:: Aim of the exercise ::
Return all of the entries exactly as written.

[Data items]
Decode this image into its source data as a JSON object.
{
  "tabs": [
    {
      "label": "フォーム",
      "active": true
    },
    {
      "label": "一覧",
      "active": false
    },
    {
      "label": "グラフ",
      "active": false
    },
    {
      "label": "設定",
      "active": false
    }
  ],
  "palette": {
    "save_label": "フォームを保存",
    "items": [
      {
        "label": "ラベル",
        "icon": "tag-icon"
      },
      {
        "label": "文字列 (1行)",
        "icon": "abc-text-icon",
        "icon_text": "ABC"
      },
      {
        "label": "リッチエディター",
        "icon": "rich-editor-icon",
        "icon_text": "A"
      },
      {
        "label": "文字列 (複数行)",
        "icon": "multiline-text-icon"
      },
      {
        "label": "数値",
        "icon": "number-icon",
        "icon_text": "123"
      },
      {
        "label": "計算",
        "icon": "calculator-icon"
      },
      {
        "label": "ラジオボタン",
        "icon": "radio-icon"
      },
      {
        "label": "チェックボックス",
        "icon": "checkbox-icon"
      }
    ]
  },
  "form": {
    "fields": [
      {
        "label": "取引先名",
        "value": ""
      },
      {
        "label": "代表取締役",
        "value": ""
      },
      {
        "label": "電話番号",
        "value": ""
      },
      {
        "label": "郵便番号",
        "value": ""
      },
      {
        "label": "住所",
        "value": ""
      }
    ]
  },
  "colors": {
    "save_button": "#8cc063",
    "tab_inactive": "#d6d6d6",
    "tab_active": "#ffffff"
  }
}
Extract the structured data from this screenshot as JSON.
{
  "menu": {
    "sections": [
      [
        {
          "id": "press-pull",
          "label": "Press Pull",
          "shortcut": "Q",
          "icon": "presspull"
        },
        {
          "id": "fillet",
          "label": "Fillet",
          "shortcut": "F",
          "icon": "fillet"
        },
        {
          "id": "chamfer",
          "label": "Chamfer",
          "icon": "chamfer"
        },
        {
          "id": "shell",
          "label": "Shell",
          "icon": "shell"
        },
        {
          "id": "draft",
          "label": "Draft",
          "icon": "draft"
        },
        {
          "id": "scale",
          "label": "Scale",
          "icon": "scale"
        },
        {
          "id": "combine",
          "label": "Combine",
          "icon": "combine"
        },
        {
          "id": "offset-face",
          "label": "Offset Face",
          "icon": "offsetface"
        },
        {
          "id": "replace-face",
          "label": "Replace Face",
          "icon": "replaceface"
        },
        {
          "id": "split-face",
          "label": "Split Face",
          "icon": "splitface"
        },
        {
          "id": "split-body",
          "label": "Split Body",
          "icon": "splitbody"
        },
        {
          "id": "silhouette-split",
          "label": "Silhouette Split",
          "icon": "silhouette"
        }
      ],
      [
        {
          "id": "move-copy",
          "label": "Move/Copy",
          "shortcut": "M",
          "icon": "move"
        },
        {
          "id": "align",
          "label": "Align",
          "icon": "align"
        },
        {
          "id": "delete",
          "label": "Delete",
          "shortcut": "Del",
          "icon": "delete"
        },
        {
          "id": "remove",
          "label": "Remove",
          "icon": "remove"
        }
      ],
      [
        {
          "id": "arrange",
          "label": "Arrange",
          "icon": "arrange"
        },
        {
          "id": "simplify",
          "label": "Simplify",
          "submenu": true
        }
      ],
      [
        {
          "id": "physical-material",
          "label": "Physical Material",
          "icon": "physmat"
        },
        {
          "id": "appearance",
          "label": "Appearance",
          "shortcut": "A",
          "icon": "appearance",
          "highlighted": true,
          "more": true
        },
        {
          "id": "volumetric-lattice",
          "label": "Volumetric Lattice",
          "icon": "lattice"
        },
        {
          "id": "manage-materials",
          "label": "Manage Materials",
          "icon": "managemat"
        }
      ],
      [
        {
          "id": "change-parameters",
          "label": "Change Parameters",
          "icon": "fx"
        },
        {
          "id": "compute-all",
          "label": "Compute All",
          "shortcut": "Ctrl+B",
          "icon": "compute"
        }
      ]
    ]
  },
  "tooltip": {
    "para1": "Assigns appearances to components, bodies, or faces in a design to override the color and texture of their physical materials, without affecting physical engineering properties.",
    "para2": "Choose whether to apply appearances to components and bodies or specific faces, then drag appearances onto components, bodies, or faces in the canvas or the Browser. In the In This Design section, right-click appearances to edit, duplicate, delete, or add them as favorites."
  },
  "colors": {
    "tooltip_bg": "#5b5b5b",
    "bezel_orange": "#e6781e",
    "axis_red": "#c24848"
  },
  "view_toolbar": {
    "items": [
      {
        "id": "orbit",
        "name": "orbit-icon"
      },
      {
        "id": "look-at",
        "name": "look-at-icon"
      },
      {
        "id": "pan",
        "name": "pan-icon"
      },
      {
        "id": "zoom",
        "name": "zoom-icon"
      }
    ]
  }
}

:: Exercise result ::
Decode this image into its source data as a JSON object.
{
  "tabs": [
    {
      "label": "フォーム",
      "active": true
    },
    {
      "label": "一覧",
      "active": false
    },
    {
      "label": "グラフ",
      "active": false
    },
    {
      "label": "設定",
      "active": false
    }
  ],
  "palette": {
    "save_label": "フォームを保存",
    "items": [
      {
        "label": "ラベル",
        "icon": "tag-icon"
      },
      {
        "label": "文字列 (1行)",
        "icon": "abc-text-icon",
        "icon_text": "ABC"
      },
      {
        "label": "リッチエディター",
        "icon": "rich-editor-icon",
        "icon_text": "A"
      },
      {
        "label": "文字列 (複数行)",
        "icon": "multiline-text-icon"
      },
      {
        "label": "数値",
        "icon": "number-icon",
        "icon_text": "123"
      },
      {
        "label": "計算",
        "icon": "calculator-icon"
      },
      {
        "label": "ラジオボタン",
        "icon": "radio-icon"
      },
      {
        "label": "チェックボックス",
        "icon": "checkbox-icon"
      }
    ]
  },
  "form": {
    "fields": [
      {
        "label": "取引先名",
        "value": ""
      },
      {
        "label": "代表取締役",
        "value": ""
      },
      {
        "label": "電話番号",
        "value": ""
      },
      {
        "label": "郵便番号",
        "value": ""
      },
      {
        "label": "住所",
        "value": ""
      }
    ]
  },
  "colors": {
    "save_button": "#8cc063",
    "tab_inactive": "#d6d6d6",
    "tab_active": "#ffffff"
  }
}
Extract the structured data from this screenshot as JSON.
{
  "menu": {
    "sections": [
      [
        {
          "id": "press-pull",
          "label": "Press Pull",
          "shortcut": "Q",
          "icon": "presspull"
        },
        {
          "id": "fillet",
          "label": "Fillet",
          "shortcut": "F",
          "icon": "fillet"
        },
        {
          "id": "chamfer",
          "label": "Chamfer",
          "icon": "chamfer"
        },
        {
          "id": "shell",
          "label": "Shell",
          "icon": "shell"
        },
        {
          "id": "draft",
          "label": "Draft",
          "icon": "draft"
        },
        {
          "id": "scale",
          "label": "Scale",
          "icon": "scale"
        },
        {
          "id": "combine",
          "label": "Combine",
          "icon": "combine"
        },
        {
          "id": "offset-face",
          "label": "Offset Face",
          "icon": "offsetface"
        },
        {
          "id": "replace-face",
          "label": "Replace Face",
          "icon": "replaceface"
        },
        {
          "id": "split-face",
          "label": "Split Face",
          "icon": "splitface"
        },
        {
          "id": "split-body",
          "label": "Split Body",
          "icon": "splitbody"
        },
        {
          "id": "silhouette-split",
          "label": "Silhouette Split",
          "icon": "silhouette"
        }
      ],
      [
        {
          "id": "move-copy",
          "label": "Move/Copy",
          "shortcut": "M",
          "icon": "move"
        },
        {
          "id": "align",
          "label": "Align",
          "icon": "align"
        },
        {
          "id": "delete",
          "label": "Delete",
          "shortcut": "Del",
          "icon": "delete"
        },
        {
          "id": "remove",
          "label": "Remove",
          "icon": "remove"
        }
      ],
      [
        {
          "id": "arrange",
          "label": "Arrange",
          "icon": "arrange"
        },
        {
          "id": "simplify",
          "label": "Simplify",
          "submenu": true
        }
      ],
      [
        {
          "id": "physical-material",
          "label": "Physical Material",
          "icon": "physmat"
        },
        {
          "id": "appearance",
          "label": "Appearance",
          "shortcut": "A",
          "icon": "appearance",
          "highlighted": true,
          "more": true
        },
        {
          "id": "volumetric-lattice",
          "label": "Volumetric Lattice",
          "icon": "lattice"
        },
        {
          "id": "manage-materials",
          "label": "Manage Materials",
          "icon": "managemat"
        }
      ],
      [
        {
          "id": "change-parameters",
          "label": "Change Parameters",
          "icon": "fx"
        },
        {
          "id": "compute-all",
          "label": "Compute All",
          "shortcut": "Ctrl+B",
          "icon": "compute"
        }
      ]
    ]
  },
  "tooltip": {
    "para1": "Assigns appearances to components, bodies, or faces in a design to override the color and texture of their physical materials, without affecting physical engineering properties.",
    "para2": "Choose whether to apply appearances to components and bodies or specific faces, then drag appearances onto components, bodies, or faces in the canvas or the Browser. In the In This Design section, right-click appearances to edit, duplicate, delete, or add them as favorites."
  },
  "colors": {
    "tooltip_bg": "#5b5b5b",
    "bezel_orange": "#e6781e",
    "axis_red": "#c24848"
  },
  "view_toolbar": {
    "items": [
      {
        "id": "orbit",
        "name": "orbit-icon"
      },
      {
        "id": "look-at",
        "name": "look-at-icon"
      },
      {
        "id": "pan",
        "name": "pan-icon"
      },
      {
        "id": "zoom",
        "name": "zoom-icon"
      }
    ]
  }
}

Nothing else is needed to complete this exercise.